─── EXTRACTED RECORDS

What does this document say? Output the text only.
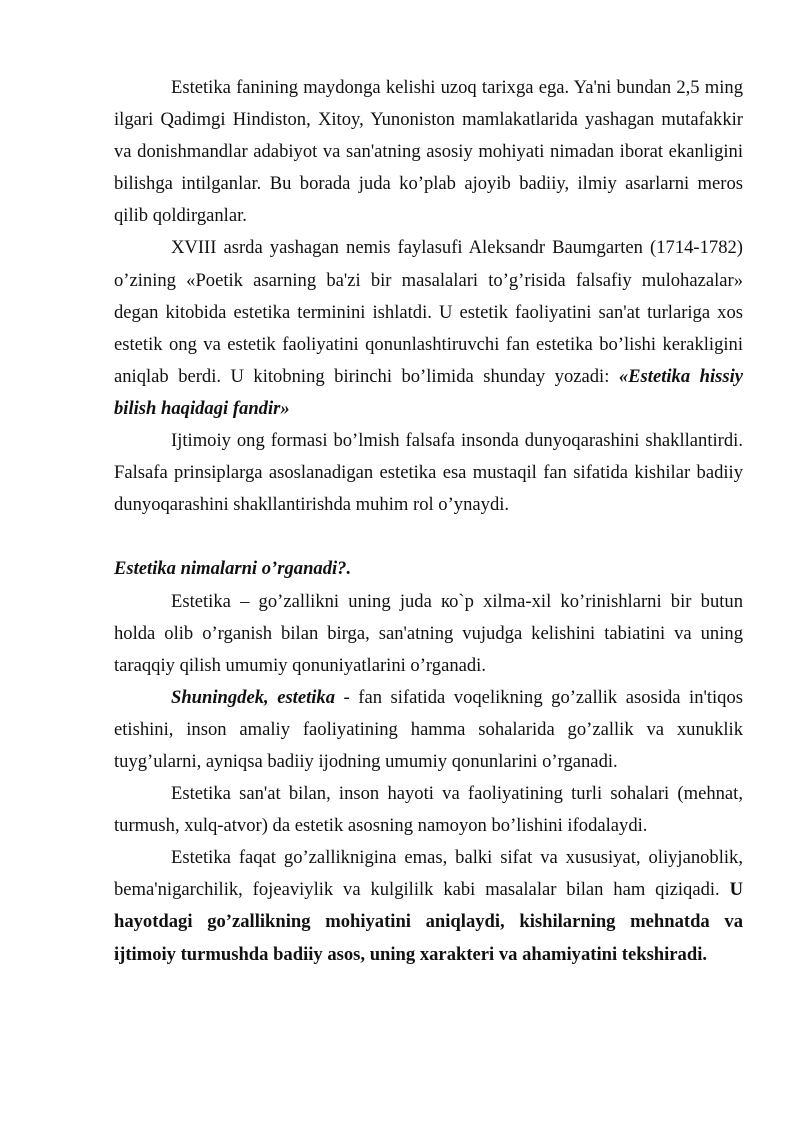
Estetika fanining maydonga kelishi uzoq tarixga ega. Ya'ni bundan 2,5 ming ilgari Qadimgi Hindiston, Xitoy, Yunoniston mamlakatlarida yashagan mutafakkir va donishmandlar adabiyot va san'atning asosiy mohiyati nimadan iborat ekanligini bilishga intilganlar. Bu borada juda ko’plab ajoyib badiiy, ilmiy asarlarni meros qilib qoldirganlar.

XVIII asrda yashagan nemis faylasufi Aleksandr Baumgarten (1714-1782) o’zining «Poetik asarning ba'zi bir masalalari to’g’risida falsafiy mulohazalar» degan kitobida estetika terminini ishlatdi. U estetik faoliyatini san'at turlariga xos estetik ong va estetik faoliyatini qonunlashtiruvchi fan estetika bo’lishi kerakligini aniqlab berdi. U kitobning birinchi bo’limida shunday yozadi: «Estetika hissiy bilish haqidagi fandir»

Ijtimoiy ong formasi bo’lmish falsafa insonda dunyoqarashini shakllantirdi. Falsafa prinsiplarga asoslanadigan estetika esa mustaqil fan sifatida kishilar badiiy dunyoqarashini shakllantirishda muhim rol o’ynaydi.

Estetika nimalarni o’rganadi?.

Estetika – go’zallikni uning juda ко`p xilma-xil ko’rinishlarni bir butun holda olib o’rganish bilan birga, san'atning vujudga kelishini tabiatini va uning taraqqiy qilish umumiy qonuniyatlarini o’rganadi.

Shuningdek, estetika - fan sifatida voqelikning go’zallik asosida in'tiqos etishini, inson amaliy faoliyatining hamma sohalarida go’zallik va xunuklik tuyg’ularni, ayniqsa badiiy ijodning umumiy qonunlarini o’rganadi.

Estetika san'at bilan, inson hayoti va faoliyatining turli sohalari (mehnat, turmush, xulq-atvor) da estetik asosning namoyon bo’lishini ifodalaydi.

Estetika faqat go’zalliknigina emas, balki sifat va xususiyat, oliyjanoblik, bema'nigarchilik, fojeaviylik va kulgililk kabi masalalar bilan ham qiziqadi. U hayotdagi go’zallikning mohiyatini aniqlaydi, kishilarning mehnatda va ijtimoiy turmushda badiiy asos, uning xarakteri va ahamiyatini tekshiradi.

──────

■ WHAT TO WORK ON ■
Lines that hold "juda" are the ones to copy; find all of them.

■ RESULT ■
Estetika fanining maydonga kelishi uzoq tarixga ega. Ya'ni bundan 2,5 ming ilgari Qadimgi Hindiston, Xitoy, Yunoniston mamlakatlarida yashagan mutafakkir va donishmandlar adabiyot va san'atning asosiy mohiyati nimadan iborat ekanligini bilishga intilganlar. Bu borada juda ko’plab ajoyib badiiy, ilmiy asarlarni meros qilib qoldirganlar.
Estetika – go’zallikni uning juda ко`p xilma-xil ko’rinishlarni bir butun holda olib o’rganish bilan birga, san'atning vujudga kelishini tabiatini va uning taraqqiy qilish umumiy qonuniyatlarini o’rganadi.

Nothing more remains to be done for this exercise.